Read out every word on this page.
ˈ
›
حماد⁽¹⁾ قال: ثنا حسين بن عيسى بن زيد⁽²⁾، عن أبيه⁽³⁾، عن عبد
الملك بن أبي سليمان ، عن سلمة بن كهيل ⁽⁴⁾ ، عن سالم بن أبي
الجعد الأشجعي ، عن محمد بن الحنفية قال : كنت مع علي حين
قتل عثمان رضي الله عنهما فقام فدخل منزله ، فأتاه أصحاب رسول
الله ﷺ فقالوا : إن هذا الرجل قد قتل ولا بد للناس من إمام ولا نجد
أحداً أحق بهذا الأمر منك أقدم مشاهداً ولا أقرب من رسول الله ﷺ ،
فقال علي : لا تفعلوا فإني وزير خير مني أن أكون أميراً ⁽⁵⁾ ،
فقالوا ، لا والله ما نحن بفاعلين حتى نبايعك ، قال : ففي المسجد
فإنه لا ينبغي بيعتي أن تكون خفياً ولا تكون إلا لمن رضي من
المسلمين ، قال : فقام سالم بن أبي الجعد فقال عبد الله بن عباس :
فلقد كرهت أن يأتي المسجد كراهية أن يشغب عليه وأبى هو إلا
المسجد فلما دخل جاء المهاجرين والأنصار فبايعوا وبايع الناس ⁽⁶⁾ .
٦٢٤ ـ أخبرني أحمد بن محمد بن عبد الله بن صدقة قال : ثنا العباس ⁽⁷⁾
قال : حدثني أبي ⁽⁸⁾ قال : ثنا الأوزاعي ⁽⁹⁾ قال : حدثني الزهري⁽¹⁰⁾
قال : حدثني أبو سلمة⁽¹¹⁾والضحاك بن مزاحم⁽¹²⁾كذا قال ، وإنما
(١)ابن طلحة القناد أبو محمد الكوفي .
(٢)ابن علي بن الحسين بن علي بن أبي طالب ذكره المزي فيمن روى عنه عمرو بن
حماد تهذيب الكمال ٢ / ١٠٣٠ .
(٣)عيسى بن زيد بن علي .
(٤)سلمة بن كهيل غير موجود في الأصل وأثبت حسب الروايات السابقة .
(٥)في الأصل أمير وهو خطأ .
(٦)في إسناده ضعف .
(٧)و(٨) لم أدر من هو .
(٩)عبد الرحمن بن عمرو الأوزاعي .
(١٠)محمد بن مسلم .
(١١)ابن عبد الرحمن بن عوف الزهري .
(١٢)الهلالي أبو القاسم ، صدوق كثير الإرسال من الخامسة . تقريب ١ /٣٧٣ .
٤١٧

DIRECTIVE >>
Find "حماد". Copy every line it occurs in.

WRITTEN RESPONSE >>
حماد⁽¹⁾ قال: ثنا حسين بن عيسى بن زيد⁽²⁾، عن أبيه⁽³⁾، عن عبد
حماد تهذيب الكمال ٢ / ١٠٣٠ .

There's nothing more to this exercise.